▶ The request: Pull out every line below containing the word "name".

▶ Dataset entries:

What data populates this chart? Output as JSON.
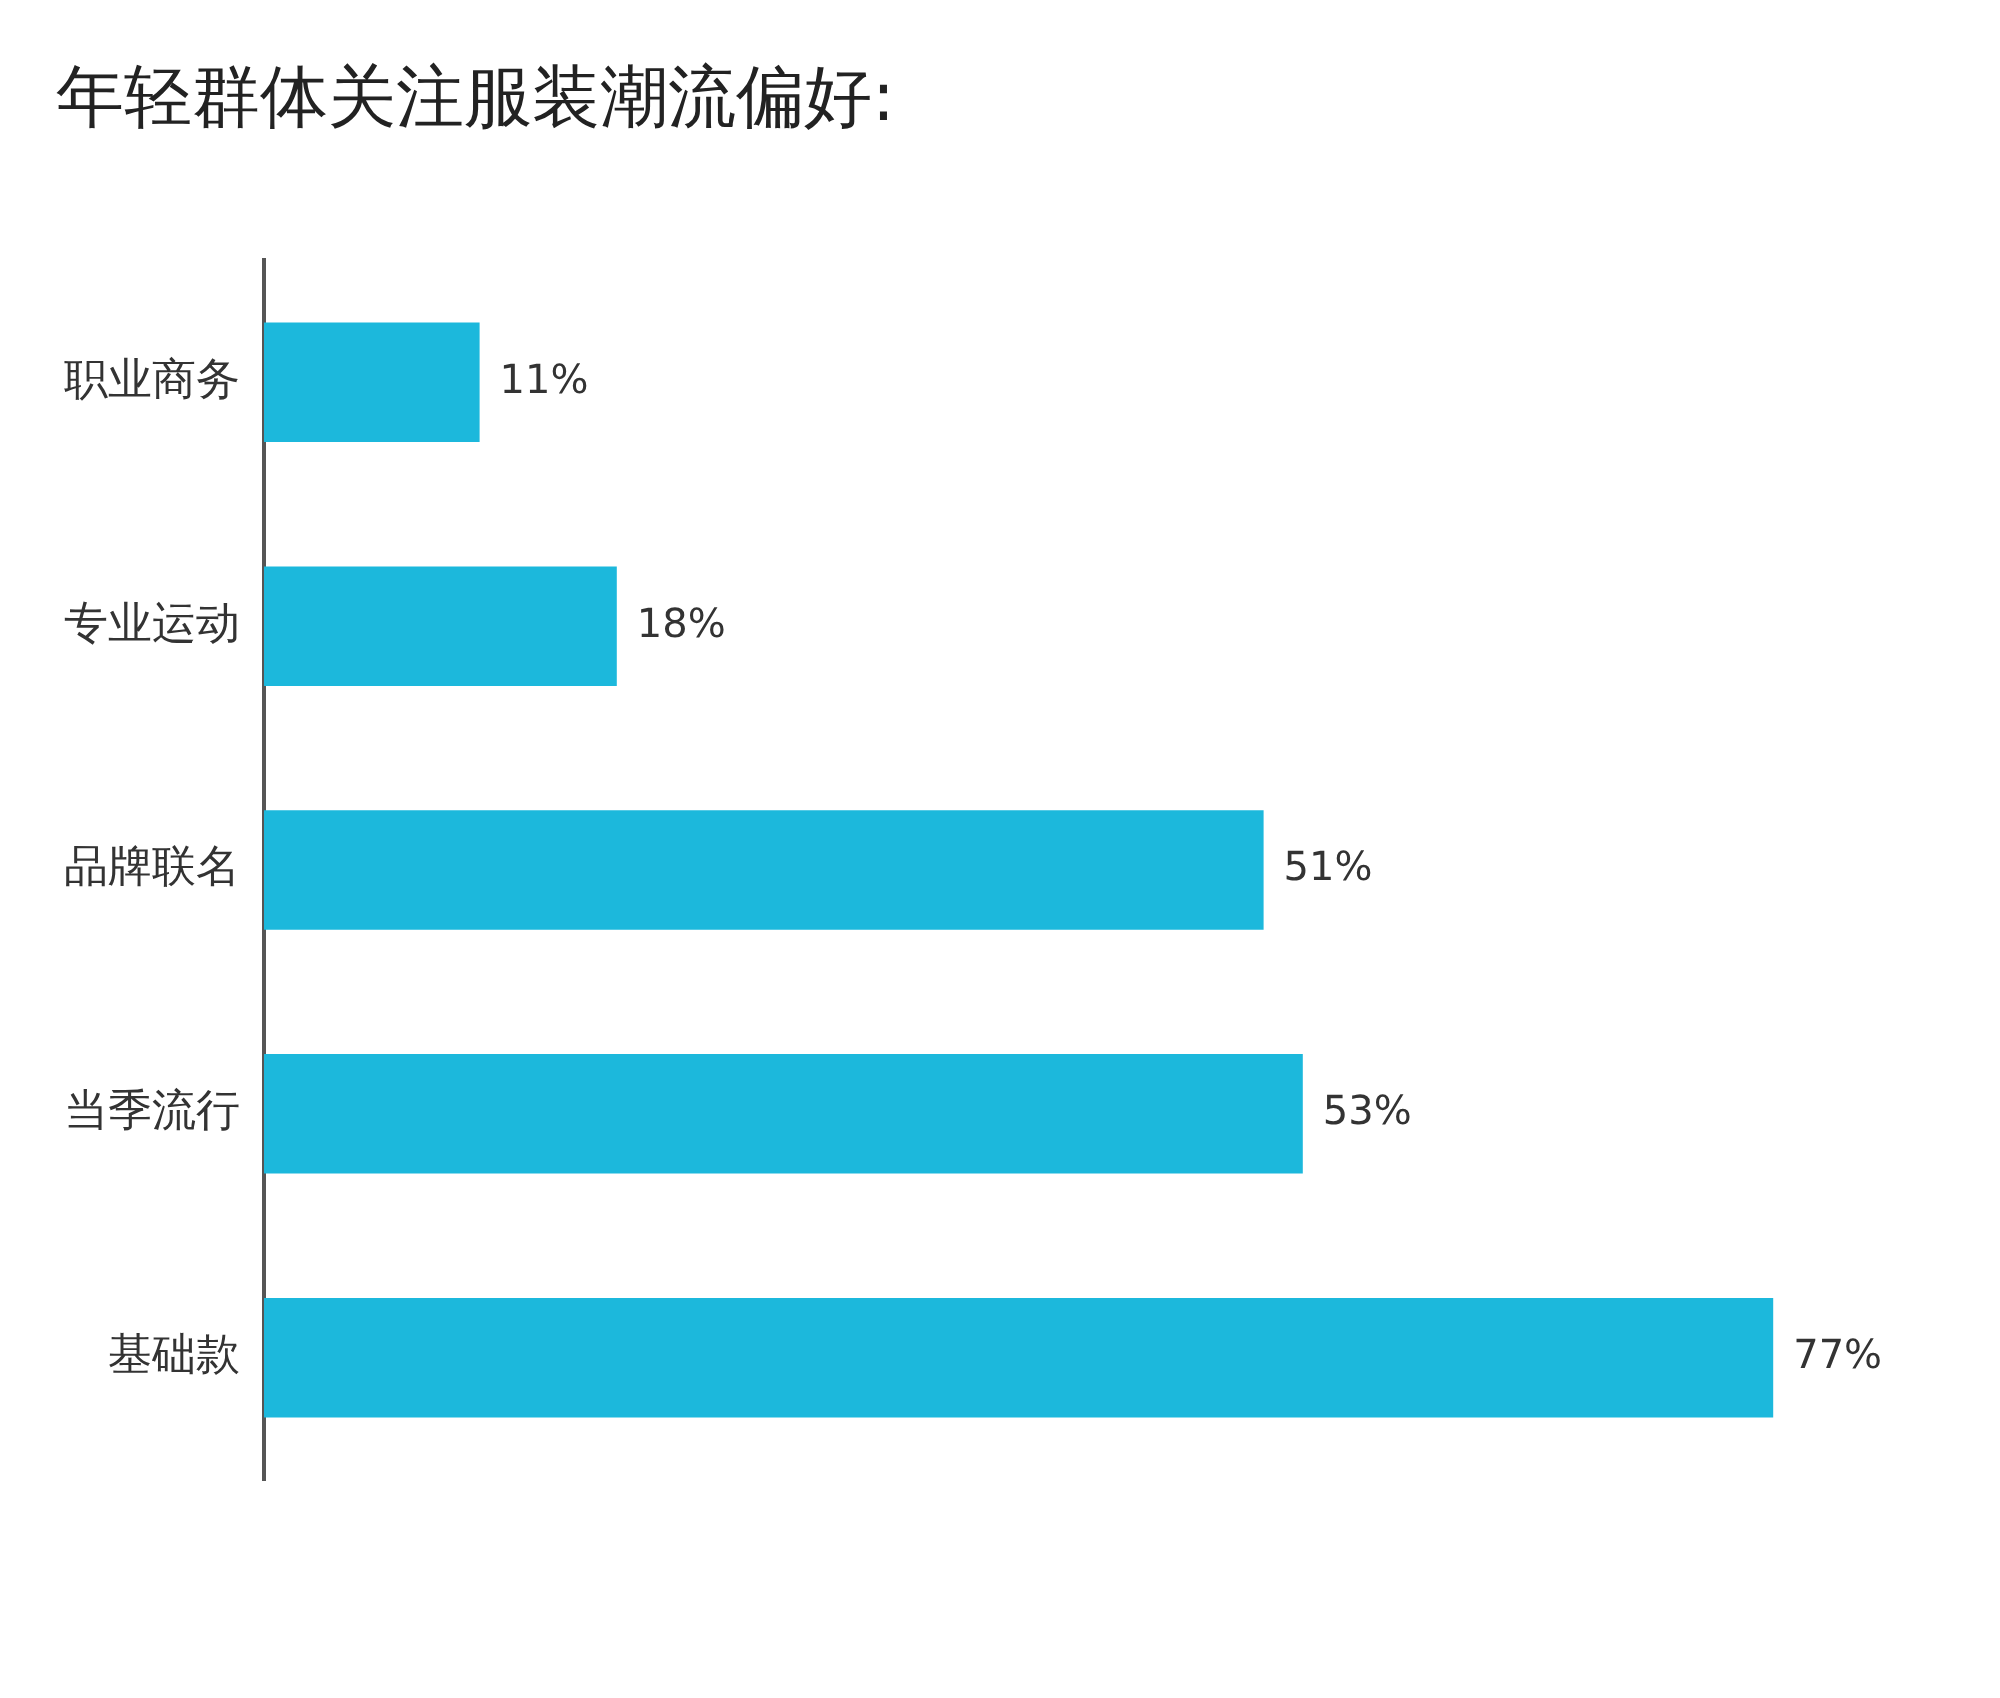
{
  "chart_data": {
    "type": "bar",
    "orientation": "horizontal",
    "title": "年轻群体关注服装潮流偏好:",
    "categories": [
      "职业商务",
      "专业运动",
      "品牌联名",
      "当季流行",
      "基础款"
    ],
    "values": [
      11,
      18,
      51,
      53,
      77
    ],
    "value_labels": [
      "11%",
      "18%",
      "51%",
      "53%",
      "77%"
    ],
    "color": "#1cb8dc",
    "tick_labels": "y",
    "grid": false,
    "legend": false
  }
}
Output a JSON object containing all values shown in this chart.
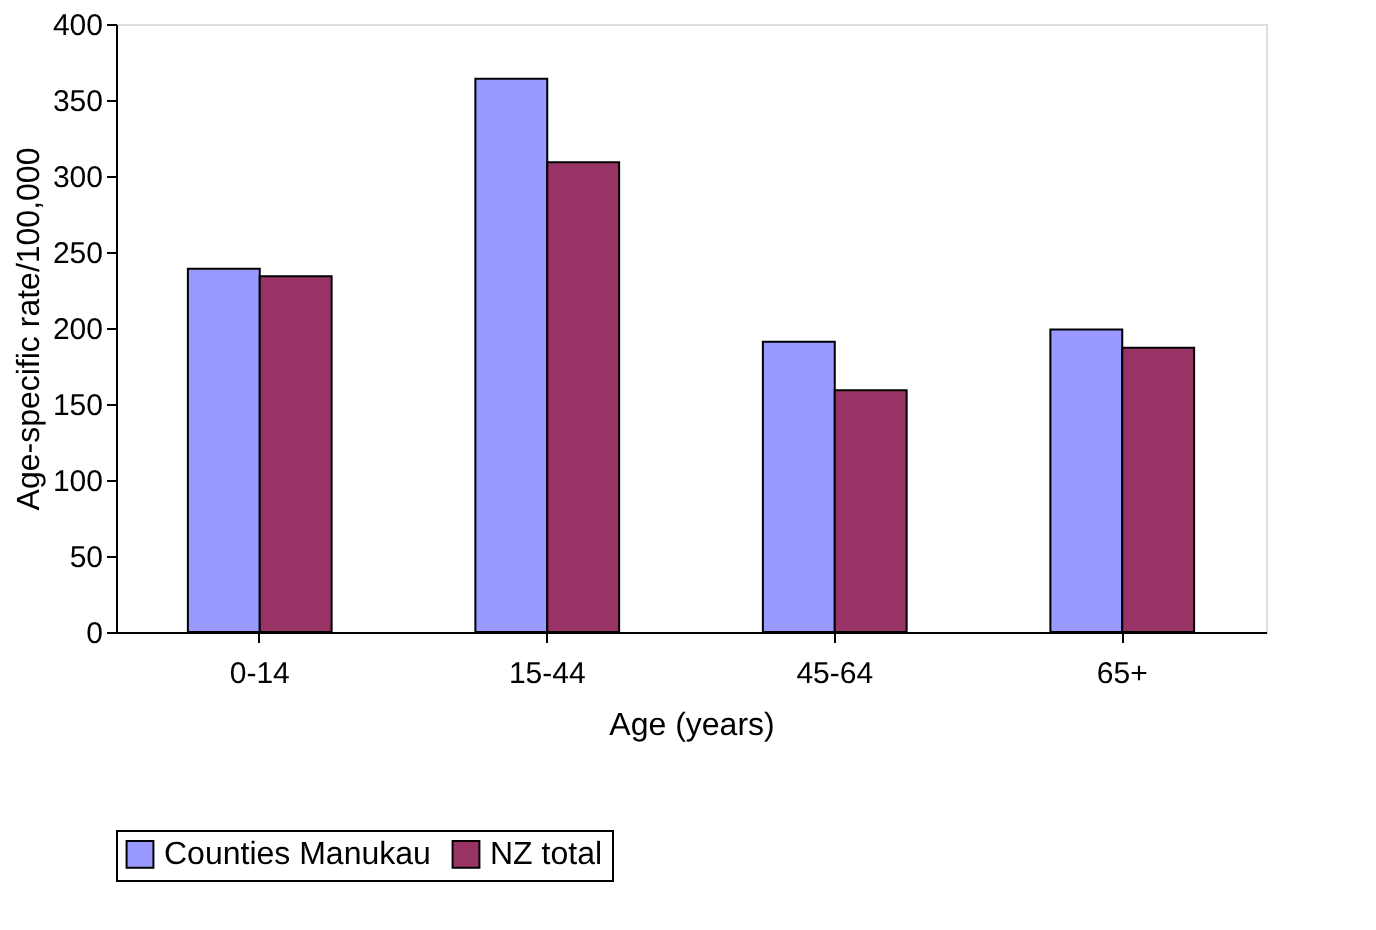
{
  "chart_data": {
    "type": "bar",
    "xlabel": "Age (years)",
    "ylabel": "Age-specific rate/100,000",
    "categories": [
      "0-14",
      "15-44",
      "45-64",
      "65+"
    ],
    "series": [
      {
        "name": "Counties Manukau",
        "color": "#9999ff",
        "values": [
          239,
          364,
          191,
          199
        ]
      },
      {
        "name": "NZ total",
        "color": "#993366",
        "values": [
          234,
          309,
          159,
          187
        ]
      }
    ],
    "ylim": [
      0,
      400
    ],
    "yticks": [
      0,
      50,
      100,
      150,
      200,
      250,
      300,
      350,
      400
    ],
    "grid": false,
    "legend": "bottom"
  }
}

▶ Output:
        "name": "Counties Manukau",
        "name": "NZ total",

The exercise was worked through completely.